(Data items)
────────────────────

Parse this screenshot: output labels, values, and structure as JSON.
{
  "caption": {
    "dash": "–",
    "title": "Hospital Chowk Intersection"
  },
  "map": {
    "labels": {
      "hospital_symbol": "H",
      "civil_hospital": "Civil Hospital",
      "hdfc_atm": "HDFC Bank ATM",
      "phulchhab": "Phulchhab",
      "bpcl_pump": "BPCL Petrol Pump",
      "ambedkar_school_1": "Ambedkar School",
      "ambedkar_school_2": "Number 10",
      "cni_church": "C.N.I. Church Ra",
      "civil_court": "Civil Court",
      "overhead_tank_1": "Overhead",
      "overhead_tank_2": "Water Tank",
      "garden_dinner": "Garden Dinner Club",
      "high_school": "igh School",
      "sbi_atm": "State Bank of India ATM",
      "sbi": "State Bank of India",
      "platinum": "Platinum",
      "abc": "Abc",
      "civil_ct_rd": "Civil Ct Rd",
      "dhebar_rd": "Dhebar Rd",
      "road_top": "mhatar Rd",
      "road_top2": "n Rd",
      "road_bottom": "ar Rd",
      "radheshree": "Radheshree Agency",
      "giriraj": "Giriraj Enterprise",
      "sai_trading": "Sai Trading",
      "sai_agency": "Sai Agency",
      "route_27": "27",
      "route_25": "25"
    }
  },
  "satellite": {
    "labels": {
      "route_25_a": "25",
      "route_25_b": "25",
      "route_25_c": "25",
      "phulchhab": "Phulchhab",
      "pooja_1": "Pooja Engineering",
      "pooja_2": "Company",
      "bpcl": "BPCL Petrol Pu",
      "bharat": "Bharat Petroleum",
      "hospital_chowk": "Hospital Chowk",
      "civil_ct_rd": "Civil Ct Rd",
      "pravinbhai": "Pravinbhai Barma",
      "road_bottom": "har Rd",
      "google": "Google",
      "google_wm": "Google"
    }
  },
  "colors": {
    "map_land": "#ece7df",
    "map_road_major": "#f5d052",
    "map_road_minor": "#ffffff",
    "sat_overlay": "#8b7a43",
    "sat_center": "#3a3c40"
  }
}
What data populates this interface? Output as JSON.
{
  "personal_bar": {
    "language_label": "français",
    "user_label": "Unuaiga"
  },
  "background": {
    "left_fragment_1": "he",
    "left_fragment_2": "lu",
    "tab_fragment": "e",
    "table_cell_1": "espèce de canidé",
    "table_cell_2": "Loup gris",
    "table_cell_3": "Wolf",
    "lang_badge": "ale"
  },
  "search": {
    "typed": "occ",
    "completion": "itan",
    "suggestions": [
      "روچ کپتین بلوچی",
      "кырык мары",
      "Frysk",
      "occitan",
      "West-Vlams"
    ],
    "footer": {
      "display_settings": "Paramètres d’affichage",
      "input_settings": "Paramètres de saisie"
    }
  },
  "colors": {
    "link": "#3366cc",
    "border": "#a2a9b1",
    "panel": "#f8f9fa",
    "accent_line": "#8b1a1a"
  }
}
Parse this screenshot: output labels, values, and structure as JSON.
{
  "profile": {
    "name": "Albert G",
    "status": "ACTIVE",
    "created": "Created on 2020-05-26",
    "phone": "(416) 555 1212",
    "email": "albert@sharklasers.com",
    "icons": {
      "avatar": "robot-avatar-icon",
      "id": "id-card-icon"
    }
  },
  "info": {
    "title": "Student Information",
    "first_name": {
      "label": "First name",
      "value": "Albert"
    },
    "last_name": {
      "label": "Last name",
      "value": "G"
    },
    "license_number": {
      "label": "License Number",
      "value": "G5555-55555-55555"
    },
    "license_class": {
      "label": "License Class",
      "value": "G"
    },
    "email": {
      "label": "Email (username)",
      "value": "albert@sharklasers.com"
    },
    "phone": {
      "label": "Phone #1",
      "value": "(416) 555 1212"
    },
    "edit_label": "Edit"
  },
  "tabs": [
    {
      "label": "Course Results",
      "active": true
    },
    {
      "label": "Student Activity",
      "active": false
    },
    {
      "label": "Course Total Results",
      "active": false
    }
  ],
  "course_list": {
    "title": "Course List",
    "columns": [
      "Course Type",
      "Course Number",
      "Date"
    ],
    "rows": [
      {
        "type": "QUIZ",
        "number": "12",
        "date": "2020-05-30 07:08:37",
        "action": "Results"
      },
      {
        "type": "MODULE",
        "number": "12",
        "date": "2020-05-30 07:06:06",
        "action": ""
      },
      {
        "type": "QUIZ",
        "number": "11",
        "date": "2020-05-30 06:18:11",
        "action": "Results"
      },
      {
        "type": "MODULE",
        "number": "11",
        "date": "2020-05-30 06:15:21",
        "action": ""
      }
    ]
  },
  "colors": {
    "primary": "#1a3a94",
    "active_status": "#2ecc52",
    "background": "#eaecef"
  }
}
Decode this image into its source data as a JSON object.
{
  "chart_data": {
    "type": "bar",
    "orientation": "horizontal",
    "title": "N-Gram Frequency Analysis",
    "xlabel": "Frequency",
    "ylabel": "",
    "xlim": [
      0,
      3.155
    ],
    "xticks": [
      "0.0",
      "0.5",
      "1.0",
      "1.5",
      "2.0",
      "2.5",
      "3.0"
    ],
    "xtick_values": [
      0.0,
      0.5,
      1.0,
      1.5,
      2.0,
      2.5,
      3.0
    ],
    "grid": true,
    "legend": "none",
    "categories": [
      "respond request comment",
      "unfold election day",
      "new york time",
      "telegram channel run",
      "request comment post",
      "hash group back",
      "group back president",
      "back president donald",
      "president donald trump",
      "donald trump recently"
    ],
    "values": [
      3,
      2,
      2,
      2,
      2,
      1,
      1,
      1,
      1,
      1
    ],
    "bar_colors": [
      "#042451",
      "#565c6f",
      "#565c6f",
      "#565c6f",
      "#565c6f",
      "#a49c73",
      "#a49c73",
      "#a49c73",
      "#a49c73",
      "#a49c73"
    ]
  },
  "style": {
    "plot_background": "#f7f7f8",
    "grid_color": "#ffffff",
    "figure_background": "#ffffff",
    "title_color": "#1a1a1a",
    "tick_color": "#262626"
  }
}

────────────────────

Instructions to follow :: Please quote the data above in full, with no line missing.

Result for this task ::
Parse this screenshot: output labels, values, and structure as JSON.
{
  "caption": {
    "dash": "–",
    "title": "Hospital Chowk Intersection"
  },
  "map": {
    "labels": {
      "hospital_symbol": "H",
      "civil_hospital": "Civil Hospital",
      "hdfc_atm": "HDFC Bank ATM",
      "phulchhab": "Phulchhab",
      "bpcl_pump": "BPCL Petrol Pump",
      "ambedkar_school_1": "Ambedkar School",
      "ambedkar_school_2": "Number 10",
      "cni_church": "C.N.I. Church Ra",
      "civil_court": "Civil Court",
      "overhead_tank_1": "Overhead",
      "overhead_tank_2": "Water Tank",
      "garden_dinner": "Garden Dinner Club",
      "high_school": "igh School",
      "sbi_atm": "State Bank of India ATM",
      "sbi": "State Bank of India",
      "platinum": "Platinum",
      "abc": "Abc",
      "civil_ct_rd": "Civil Ct Rd",
      "dhebar_rd": "Dhebar Rd",
      "road_top": "mhatar Rd",
      "road_top2": "n Rd",
      "road_bottom": "ar Rd",
      "radheshree": "Radheshree Agency",
      "giriraj": "Giriraj Enterprise",
      "sai_trading": "Sai Trading",
      "sai_agency": "Sai Agency",
      "route_27": "27",
      "route_25": "25"
    }
  },
  "satellite": {
    "labels": {
      "route_25_a": "25",
      "route_25_b": "25",
      "route_25_c": "25",
      "phulchhab": "Phulchhab",
      "pooja_1": "Pooja Engineering",
      "pooja_2": "Company",
      "bpcl": "BPCL Petrol Pu",
      "bharat": "Bharat Petroleum",
      "hospital_chowk": "Hospital Chowk",
      "civil_ct_rd": "Civil Ct Rd",
      "pravinbhai": "Pravinbhai Barma",
      "road_bottom": "har Rd",
      "google": "Google",
      "google_wm": "Google"
    }
  },
  "colors": {
    "map_land": "#ece7df",
    "map_road_major": "#f5d052",
    "map_road_minor": "#ffffff",
    "sat_overlay": "#8b7a43",
    "sat_center": "#3a3c40"
  }
}
What data populates this interface? Output as JSON.
{
  "personal_bar": {
    "language_label": "français",
    "user_label": "Unuaiga"
  },
  "background": {
    "left_fragment_1": "he",
    "left_fragment_2": "lu",
    "tab_fragment": "e",
    "table_cell_1": "espèce de canidé",
    "table_cell_2": "Loup gris",
    "table_cell_3": "Wolf",
    "lang_badge": "ale"
  },
  "search": {
    "typed": "occ",
    "completion": "itan",
    "suggestions": [
      "روچ کپتین بلوچی",
      "кырык мары",
      "Frysk",
      "occitan",
      "West-Vlams"
    ],
    "footer": {
      "display_settings": "Paramètres d’affichage",
      "input_settings": "Paramètres de saisie"
    }
  },
  "colors": {
    "link": "#3366cc",
    "border": "#a2a9b1",
    "panel": "#f8f9fa",
    "accent_line": "#8b1a1a"
  }
}
Parse this screenshot: output labels, values, and structure as JSON.
{
  "profile": {
    "name": "Albert G",
    "status": "ACTIVE",
    "created": "Created on 2020-05-26",
    "phone": "(416) 555 1212",
    "email": "albert@sharklasers.com",
    "icons": {
      "avatar": "robot-avatar-icon",
      "id": "id-card-icon"
    }
  },
  "info": {
    "title": "Student Information",
    "first_name": {
      "label": "First name",
      "value": "Albert"
    },
    "last_name": {
      "label": "Last name",
      "value": "G"
    },
    "license_number": {
      "label": "License Number",
      "value": "G5555-55555-55555"
    },
    "license_class": {
      "label": "License Class",
      "value": "G"
    },
    "email": {
      "label": "Email (username)",
      "value": "albert@sharklasers.com"
    },
    "phone": {
      "label": "Phone #1",
      "value": "(416) 555 1212"
    },
    "edit_label": "Edit"
  },
  "tabs": [
    {
      "label": "Course Results",
      "active": true
    },
    {
      "label": "Student Activity",
      "active": false
    },
    {
      "label": "Course Total Results",
      "active": false
    }
  ],
  "course_list": {
    "title": "Course List",
    "columns": [
      "Course Type",
      "Course Number",
      "Date"
    ],
    "rows": [
      {
        "type": "QUIZ",
        "number": "12",
        "date": "2020-05-30 07:08:37",
        "action": "Results"
      },
      {
        "type": "MODULE",
        "number": "12",
        "date": "2020-05-30 07:06:06",
        "action": ""
      },
      {
        "type": "QUIZ",
        "number": "11",
        "date": "2020-05-30 06:18:11",
        "action": "Results"
      },
      {
        "type": "MODULE",
        "number": "11",
        "date": "2020-05-30 06:15:21",
        "action": ""
      }
    ]
  },
  "colors": {
    "primary": "#1a3a94",
    "active_status": "#2ecc52",
    "background": "#eaecef"
  }
}
Decode this image into its source data as a JSON object.
{
  "chart_data": {
    "type": "bar",
    "orientation": "horizontal",
    "title": "N-Gram Frequency Analysis",
    "xlabel": "Frequency",
    "ylabel": "",
    "xlim": [
      0,
      3.155
    ],
    "xticks": [
      "0.0",
      "0.5",
      "1.0",
      "1.5",
      "2.0",
      "2.5",
      "3.0"
    ],
    "xtick_values": [
      0.0,
      0.5,
      1.0,
      1.5,
      2.0,
      2.5,
      3.0
    ],
    "grid": true,
    "legend": "none",
    "categories": [
      "respond request comment",
      "unfold election day",
      "new york time",
      "telegram channel run",
      "request comment post",
      "hash group back",
      "group back president",
      "back president donald",
      "president donald trump",
      "donald trump recently"
    ],
    "values": [
      3,
      2,
      2,
      2,
      2,
      1,
      1,
      1,
      1,
      1
    ],
    "bar_colors": [
      "#042451",
      "#565c6f",
      "#565c6f",
      "#565c6f",
      "#565c6f",
      "#a49c73",
      "#a49c73",
      "#a49c73",
      "#a49c73",
      "#a49c73"
    ]
  },
  "style": {
    "plot_background": "#f7f7f8",
    "grid_color": "#ffffff",
    "figure_background": "#ffffff",
    "title_color": "#1a1a1a",
    "tick_color": "#262626"
  }
}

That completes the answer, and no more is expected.